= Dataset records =
= = = = = = =
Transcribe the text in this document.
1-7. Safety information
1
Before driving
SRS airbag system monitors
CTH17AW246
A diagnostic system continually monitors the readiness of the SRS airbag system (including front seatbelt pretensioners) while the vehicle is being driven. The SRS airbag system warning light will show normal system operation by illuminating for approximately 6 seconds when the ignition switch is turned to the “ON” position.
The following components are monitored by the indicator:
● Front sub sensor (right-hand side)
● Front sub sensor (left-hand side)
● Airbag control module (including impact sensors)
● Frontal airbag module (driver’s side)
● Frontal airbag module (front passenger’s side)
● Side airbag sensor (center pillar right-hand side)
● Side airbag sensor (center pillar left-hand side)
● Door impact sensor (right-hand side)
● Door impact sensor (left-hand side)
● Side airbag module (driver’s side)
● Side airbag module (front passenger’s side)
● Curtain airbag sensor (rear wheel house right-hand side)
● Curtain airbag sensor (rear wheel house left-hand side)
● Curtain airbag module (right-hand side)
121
= = = = = = =
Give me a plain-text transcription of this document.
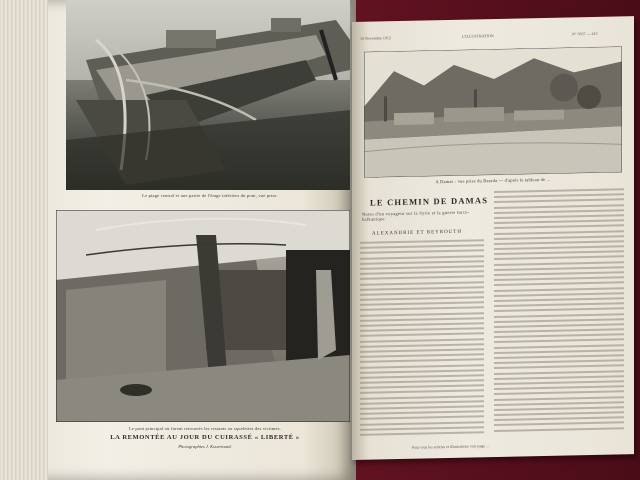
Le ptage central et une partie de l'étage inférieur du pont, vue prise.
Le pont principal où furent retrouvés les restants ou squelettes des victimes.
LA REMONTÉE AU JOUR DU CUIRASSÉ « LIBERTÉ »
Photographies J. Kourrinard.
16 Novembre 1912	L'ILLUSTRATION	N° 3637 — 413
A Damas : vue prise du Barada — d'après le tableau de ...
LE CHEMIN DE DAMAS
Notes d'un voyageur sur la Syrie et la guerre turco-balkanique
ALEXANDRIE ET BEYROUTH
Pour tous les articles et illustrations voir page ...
= = = = = = =
= Stated task =
Where a line of the material above holds the string "pillar", copy that line.

= Answer in full =
● Side airbag sensor (center pillar right-hand side)
● Side airbag sensor (center pillar left-hand side)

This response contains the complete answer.